- Supplied data:
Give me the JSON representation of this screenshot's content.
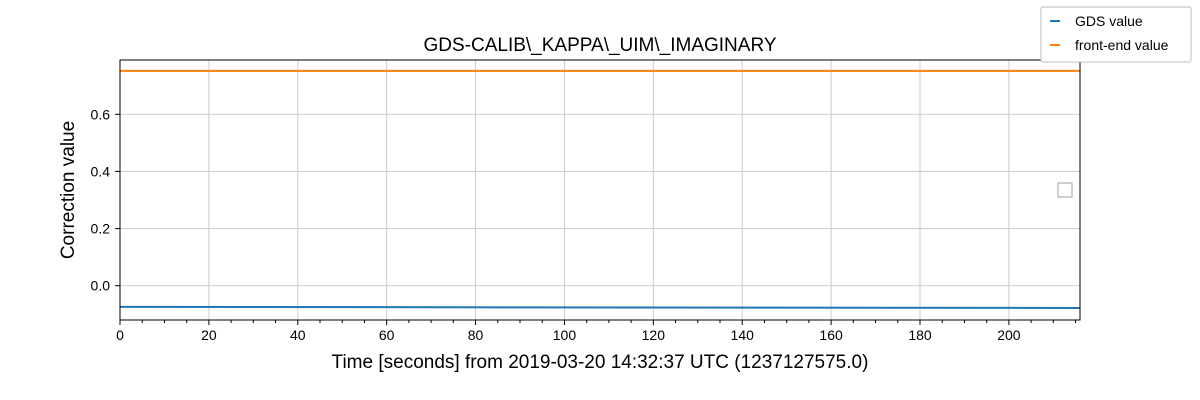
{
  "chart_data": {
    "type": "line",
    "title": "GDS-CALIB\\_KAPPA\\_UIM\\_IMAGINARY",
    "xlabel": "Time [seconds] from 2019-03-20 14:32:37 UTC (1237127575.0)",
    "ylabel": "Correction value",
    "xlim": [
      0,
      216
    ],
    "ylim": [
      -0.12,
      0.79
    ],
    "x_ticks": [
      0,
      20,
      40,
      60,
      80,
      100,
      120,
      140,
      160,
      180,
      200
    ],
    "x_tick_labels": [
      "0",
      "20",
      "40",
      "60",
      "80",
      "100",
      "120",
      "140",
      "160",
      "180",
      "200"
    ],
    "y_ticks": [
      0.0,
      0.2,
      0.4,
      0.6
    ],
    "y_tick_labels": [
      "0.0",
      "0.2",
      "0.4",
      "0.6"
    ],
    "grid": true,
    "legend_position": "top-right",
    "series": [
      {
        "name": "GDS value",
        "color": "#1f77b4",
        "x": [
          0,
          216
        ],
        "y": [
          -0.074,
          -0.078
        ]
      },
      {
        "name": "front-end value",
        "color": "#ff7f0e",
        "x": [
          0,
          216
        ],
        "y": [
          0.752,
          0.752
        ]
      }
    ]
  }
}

--

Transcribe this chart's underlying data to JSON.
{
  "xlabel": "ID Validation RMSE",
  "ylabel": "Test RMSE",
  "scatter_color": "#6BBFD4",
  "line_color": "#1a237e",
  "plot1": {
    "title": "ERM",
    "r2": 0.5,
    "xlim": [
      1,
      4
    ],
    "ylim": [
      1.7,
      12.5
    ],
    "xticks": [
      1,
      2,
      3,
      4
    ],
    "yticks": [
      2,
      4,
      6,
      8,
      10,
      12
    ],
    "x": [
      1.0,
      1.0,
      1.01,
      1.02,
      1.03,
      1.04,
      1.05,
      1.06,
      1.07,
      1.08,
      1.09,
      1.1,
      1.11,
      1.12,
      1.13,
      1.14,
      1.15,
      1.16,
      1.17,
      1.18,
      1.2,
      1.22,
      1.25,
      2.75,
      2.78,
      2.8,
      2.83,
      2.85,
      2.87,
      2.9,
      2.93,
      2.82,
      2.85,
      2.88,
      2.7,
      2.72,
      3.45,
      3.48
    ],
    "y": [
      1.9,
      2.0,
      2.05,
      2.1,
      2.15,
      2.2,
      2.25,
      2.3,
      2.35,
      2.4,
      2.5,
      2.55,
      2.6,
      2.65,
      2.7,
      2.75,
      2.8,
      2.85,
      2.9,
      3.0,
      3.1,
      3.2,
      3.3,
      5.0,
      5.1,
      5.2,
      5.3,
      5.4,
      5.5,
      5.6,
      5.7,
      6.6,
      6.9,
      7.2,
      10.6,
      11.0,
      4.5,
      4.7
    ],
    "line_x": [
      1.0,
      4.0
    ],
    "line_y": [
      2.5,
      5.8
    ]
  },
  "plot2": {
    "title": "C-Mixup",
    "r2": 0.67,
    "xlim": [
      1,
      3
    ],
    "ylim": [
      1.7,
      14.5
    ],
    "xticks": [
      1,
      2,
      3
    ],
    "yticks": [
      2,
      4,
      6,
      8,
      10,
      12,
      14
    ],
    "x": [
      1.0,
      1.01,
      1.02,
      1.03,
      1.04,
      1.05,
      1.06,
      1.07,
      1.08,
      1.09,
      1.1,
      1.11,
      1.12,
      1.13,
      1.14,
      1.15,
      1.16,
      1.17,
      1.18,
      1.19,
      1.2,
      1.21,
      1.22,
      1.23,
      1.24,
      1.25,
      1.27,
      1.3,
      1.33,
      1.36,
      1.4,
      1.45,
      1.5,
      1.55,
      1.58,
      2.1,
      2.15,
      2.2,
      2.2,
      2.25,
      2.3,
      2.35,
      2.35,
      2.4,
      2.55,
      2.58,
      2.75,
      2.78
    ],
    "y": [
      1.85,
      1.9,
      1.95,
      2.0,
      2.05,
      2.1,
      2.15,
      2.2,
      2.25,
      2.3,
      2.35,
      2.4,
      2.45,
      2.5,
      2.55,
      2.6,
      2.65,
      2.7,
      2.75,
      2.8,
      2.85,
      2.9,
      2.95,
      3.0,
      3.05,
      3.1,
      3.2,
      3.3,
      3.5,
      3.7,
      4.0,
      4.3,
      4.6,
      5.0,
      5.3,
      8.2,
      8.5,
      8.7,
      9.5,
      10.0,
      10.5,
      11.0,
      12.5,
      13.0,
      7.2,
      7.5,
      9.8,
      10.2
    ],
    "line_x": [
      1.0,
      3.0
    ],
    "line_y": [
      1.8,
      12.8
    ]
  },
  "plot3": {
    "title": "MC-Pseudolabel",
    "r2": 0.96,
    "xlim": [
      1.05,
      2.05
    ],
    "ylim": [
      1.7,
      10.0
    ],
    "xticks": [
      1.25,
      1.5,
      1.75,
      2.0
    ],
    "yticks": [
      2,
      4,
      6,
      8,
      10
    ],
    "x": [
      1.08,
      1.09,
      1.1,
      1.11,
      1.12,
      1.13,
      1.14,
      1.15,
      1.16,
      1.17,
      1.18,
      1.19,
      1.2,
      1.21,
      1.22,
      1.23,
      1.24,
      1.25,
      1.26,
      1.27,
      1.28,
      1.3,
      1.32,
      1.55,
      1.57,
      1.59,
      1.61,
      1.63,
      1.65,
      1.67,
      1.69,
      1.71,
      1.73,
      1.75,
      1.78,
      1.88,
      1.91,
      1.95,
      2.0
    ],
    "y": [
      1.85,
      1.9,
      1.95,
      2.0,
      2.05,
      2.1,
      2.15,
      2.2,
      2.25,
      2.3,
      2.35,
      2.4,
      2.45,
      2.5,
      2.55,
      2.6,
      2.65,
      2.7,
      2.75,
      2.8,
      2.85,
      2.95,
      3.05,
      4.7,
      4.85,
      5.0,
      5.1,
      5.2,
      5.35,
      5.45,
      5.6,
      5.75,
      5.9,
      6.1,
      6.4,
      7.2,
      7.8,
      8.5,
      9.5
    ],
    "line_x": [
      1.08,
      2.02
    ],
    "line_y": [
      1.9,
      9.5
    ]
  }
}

--

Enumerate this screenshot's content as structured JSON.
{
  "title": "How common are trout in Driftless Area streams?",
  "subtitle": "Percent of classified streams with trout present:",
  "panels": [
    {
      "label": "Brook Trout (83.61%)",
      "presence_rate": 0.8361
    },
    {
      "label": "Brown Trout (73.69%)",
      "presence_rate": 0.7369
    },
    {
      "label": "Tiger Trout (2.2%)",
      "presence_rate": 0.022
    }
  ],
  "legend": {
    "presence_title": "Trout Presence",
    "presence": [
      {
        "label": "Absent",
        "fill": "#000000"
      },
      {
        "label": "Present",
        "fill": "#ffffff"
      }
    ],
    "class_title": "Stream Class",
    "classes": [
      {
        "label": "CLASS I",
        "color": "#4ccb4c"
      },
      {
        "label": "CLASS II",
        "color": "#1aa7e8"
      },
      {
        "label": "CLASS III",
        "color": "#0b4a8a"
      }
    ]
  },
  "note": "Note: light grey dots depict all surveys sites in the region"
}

- Work required: Copy all the lines above that hold the string "value".

- Exercise answer:
    "ylabel": "Correction value",
        "name": "GDS value",
        "name": "front-end value",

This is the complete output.